Return the complete listing that follows, with each line reproduced exactly.
Start of Provided data
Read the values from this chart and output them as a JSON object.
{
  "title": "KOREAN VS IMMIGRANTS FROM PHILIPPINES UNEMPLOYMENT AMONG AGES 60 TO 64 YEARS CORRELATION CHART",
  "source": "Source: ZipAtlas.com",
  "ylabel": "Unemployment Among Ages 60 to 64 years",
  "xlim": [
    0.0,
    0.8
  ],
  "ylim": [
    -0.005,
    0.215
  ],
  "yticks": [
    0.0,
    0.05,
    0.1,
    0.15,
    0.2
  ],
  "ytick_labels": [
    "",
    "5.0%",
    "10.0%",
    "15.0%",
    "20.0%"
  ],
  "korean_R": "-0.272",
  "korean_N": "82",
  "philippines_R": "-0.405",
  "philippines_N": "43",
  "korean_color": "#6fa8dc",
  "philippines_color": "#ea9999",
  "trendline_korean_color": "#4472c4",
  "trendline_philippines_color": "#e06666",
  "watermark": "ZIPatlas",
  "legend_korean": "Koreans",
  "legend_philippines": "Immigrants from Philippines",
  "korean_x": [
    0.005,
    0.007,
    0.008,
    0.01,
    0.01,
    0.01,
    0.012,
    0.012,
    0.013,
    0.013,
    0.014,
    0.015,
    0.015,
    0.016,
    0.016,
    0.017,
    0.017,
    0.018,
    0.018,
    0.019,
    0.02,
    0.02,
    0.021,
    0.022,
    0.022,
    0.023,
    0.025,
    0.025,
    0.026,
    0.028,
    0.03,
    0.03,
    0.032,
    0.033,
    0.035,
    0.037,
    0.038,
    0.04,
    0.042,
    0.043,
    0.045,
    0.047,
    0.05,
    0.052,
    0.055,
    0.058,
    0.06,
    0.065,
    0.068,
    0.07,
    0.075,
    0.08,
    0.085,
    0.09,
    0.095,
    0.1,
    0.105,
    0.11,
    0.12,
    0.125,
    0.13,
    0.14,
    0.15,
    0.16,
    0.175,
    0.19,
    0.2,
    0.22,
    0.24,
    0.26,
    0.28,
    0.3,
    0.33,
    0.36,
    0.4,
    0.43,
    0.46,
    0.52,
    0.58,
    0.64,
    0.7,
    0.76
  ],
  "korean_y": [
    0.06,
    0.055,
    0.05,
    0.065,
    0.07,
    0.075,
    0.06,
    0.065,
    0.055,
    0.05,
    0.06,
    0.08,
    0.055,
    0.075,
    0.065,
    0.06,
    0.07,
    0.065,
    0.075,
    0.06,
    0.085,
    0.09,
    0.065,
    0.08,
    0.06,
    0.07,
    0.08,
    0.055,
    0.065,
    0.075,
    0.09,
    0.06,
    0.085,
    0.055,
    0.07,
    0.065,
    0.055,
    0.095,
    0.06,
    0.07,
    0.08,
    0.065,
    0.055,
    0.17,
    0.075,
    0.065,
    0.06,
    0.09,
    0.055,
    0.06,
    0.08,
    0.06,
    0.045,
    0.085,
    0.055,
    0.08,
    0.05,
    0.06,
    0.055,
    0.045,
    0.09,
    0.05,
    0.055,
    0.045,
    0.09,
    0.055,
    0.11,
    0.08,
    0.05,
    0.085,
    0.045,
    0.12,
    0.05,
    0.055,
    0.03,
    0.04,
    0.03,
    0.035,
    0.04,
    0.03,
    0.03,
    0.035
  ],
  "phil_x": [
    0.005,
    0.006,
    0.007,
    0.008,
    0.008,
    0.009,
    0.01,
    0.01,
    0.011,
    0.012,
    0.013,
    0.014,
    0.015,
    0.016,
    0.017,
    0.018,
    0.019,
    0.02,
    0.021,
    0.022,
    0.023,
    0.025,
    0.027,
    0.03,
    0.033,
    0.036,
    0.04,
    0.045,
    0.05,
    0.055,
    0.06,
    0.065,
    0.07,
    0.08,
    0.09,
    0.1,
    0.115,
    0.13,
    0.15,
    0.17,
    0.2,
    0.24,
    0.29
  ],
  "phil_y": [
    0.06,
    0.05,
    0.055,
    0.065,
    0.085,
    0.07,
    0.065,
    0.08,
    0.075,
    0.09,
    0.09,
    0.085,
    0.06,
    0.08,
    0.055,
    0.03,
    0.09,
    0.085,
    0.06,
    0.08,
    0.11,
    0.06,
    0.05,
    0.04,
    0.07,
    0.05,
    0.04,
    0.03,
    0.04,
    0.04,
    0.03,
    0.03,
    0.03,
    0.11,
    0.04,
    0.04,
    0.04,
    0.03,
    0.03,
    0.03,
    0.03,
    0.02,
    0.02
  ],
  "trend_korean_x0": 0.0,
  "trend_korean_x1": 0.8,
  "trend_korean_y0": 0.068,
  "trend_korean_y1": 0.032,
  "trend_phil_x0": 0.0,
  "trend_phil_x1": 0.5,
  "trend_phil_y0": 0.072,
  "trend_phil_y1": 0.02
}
End of Provided data
*Solution*.
Read the values from this chart and output them as a JSON object.
{
  "title": "KOREAN VS IMMIGRANTS FROM PHILIPPINES UNEMPLOYMENT AMONG AGES 60 TO 64 YEARS CORRELATION CHART",
  "source": "Source: ZipAtlas.com",
  "ylabel": "Unemployment Among Ages 60 to 64 years",
  "xlim": [
    0.0,
    0.8
  ],
  "ylim": [
    -0.005,
    0.215
  ],
  "yticks": [
    0.0,
    0.05,
    0.1,
    0.15,
    0.2
  ],
  "ytick_labels": [
    "",
    "5.0%",
    "10.0%",
    "15.0%",
    "20.0%"
  ],
  "korean_R": "-0.272",
  "korean_N": "82",
  "philippines_R": "-0.405",
  "philippines_N": "43",
  "korean_color": "#6fa8dc",
  "philippines_color": "#ea9999",
  "trendline_korean_color": "#4472c4",
  "trendline_philippines_color": "#e06666",
  "watermark": "ZIPatlas",
  "legend_korean": "Koreans",
  "legend_philippines": "Immigrants from Philippines",
  "korean_x": [
    0.005,
    0.007,
    0.008,
    0.01,
    0.01,
    0.01,
    0.012,
    0.012,
    0.013,
    0.013,
    0.014,
    0.015,
    0.015,
    0.016,
    0.016,
    0.017,
    0.017,
    0.018,
    0.018,
    0.019,
    0.02,
    0.02,
    0.021,
    0.022,
    0.022,
    0.023,
    0.025,
    0.025,
    0.026,
    0.028,
    0.03,
    0.03,
    0.032,
    0.033,
    0.035,
    0.037,
    0.038,
    0.04,
    0.042,
    0.043,
    0.045,
    0.047,
    0.05,
    0.052,
    0.055,
    0.058,
    0.06,
    0.065,
    0.068,
    0.07,
    0.075,
    0.08,
    0.085,
    0.09,
    0.095,
    0.1,
    0.105,
    0.11,
    0.12,
    0.125,
    0.13,
    0.14,
    0.15,
    0.16,
    0.175,
    0.19,
    0.2,
    0.22,
    0.24,
    0.26,
    0.28,
    0.3,
    0.33,
    0.36,
    0.4,
    0.43,
    0.46,
    0.52,
    0.58,
    0.64,
    0.7,
    0.76
  ],
  "korean_y": [
    0.06,
    0.055,
    0.05,
    0.065,
    0.07,
    0.075,
    0.06,
    0.065,
    0.055,
    0.05,
    0.06,
    0.08,
    0.055,
    0.075,
    0.065,
    0.06,
    0.07,
    0.065,
    0.075,
    0.06,
    0.085,
    0.09,
    0.065,
    0.08,
    0.06,
    0.07,
    0.08,
    0.055,
    0.065,
    0.075,
    0.09,
    0.06,
    0.085,
    0.055,
    0.07,
    0.065,
    0.055,
    0.095,
    0.06,
    0.07,
    0.08,
    0.065,
    0.055,
    0.17,
    0.075,
    0.065,
    0.06,
    0.09,
    0.055,
    0.06,
    0.08,
    0.06,
    0.045,
    0.085,
    0.055,
    0.08,
    0.05,
    0.06,
    0.055,
    0.045,
    0.09,
    0.05,
    0.055,
    0.045,
    0.09,
    0.055,
    0.11,
    0.08,
    0.05,
    0.085,
    0.045,
    0.12,
    0.05,
    0.055,
    0.03,
    0.04,
    0.03,
    0.035,
    0.04,
    0.03,
    0.03,
    0.035
  ],
  "phil_x": [
    0.005,
    0.006,
    0.007,
    0.008,
    0.008,
    0.009,
    0.01,
    0.01,
    0.011,
    0.012,
    0.013,
    0.014,
    0.015,
    0.016,
    0.017,
    0.018,
    0.019,
    0.02,
    0.021,
    0.022,
    0.023,
    0.025,
    0.027,
    0.03,
    0.033,
    0.036,
    0.04,
    0.045,
    0.05,
    0.055,
    0.06,
    0.065,
    0.07,
    0.08,
    0.09,
    0.1,
    0.115,
    0.13,
    0.15,
    0.17,
    0.2,
    0.24,
    0.29
  ],
  "phil_y": [
    0.06,
    0.05,
    0.055,
    0.065,
    0.085,
    0.07,
    0.065,
    0.08,
    0.075,
    0.09,
    0.09,
    0.085,
    0.06,
    0.08,
    0.055,
    0.03,
    0.09,
    0.085,
    0.06,
    0.08,
    0.11,
    0.06,
    0.05,
    0.04,
    0.07,
    0.05,
    0.04,
    0.03,
    0.04,
    0.04,
    0.03,
    0.03,
    0.03,
    0.11,
    0.04,
    0.04,
    0.04,
    0.03,
    0.03,
    0.03,
    0.03,
    0.02,
    0.02
  ],
  "trend_korean_x0": 0.0,
  "trend_korean_x1": 0.8,
  "trend_korean_y0": 0.068,
  "trend_korean_y1": 0.032,
  "trend_phil_x0": 0.0,
  "trend_phil_x1": 0.5,
  "trend_phil_y0": 0.072,
  "trend_phil_y1": 0.02
}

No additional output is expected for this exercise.